Stored data:
-----

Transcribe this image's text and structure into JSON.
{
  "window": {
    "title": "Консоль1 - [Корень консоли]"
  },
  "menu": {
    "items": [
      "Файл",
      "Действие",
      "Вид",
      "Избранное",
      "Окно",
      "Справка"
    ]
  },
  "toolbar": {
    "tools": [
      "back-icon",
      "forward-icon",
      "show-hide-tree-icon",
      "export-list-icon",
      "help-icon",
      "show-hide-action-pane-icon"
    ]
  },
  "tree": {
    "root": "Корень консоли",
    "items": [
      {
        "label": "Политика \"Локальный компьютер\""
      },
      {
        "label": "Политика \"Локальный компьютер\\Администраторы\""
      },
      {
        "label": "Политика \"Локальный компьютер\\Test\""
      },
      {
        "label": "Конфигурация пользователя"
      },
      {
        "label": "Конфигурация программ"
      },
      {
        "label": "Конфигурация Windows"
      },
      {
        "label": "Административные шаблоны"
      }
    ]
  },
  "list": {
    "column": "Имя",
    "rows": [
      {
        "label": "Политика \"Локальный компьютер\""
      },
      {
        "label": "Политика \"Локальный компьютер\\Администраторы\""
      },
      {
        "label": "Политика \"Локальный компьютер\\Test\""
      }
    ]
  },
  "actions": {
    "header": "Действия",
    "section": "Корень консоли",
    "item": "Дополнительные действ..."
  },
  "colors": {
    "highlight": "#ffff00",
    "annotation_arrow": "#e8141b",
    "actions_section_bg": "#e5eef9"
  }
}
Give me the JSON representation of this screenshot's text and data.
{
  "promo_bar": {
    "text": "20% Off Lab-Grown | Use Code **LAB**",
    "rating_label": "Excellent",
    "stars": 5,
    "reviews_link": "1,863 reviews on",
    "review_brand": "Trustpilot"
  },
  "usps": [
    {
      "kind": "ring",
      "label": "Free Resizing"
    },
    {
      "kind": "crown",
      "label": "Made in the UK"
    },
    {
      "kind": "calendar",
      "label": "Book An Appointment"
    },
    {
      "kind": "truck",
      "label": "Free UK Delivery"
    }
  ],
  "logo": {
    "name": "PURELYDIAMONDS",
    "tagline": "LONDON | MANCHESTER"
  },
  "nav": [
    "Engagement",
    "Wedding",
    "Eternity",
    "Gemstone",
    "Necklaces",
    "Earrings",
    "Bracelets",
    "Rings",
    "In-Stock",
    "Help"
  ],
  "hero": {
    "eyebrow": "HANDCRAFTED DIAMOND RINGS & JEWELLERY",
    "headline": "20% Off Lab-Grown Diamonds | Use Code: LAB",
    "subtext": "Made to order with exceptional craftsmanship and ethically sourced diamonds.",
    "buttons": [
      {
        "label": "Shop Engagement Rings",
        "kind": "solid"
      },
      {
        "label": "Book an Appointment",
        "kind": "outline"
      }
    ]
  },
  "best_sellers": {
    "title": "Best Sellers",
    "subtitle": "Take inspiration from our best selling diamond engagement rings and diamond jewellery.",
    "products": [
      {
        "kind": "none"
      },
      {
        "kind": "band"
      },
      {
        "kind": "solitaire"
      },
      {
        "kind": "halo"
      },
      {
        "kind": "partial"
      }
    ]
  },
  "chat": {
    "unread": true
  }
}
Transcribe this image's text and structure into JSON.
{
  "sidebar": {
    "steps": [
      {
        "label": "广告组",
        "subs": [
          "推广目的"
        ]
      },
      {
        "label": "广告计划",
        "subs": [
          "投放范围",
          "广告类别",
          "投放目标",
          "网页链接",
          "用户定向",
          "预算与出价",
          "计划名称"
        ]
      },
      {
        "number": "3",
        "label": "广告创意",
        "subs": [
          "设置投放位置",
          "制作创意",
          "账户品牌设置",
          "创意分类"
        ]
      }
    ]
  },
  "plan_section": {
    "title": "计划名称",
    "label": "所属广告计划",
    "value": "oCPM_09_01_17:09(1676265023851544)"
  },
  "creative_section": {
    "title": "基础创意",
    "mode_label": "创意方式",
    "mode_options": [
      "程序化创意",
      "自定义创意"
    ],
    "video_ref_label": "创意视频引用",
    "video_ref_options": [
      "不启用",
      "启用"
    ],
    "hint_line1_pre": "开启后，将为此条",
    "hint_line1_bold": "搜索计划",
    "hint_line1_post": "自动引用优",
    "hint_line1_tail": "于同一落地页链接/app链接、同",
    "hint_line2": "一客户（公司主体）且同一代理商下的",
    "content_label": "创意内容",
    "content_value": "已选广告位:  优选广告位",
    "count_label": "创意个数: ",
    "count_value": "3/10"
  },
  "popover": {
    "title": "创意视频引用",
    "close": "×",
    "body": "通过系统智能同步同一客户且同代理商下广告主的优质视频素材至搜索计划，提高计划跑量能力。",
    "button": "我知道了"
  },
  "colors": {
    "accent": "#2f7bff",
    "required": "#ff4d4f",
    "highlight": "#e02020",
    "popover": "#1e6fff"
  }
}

-----

From the data above, pick out each line containing "show" and copy it.

## [EXERCISE OUTPUT]
      "show-hide-tree-icon",
      "show-hide-action-pane-icon"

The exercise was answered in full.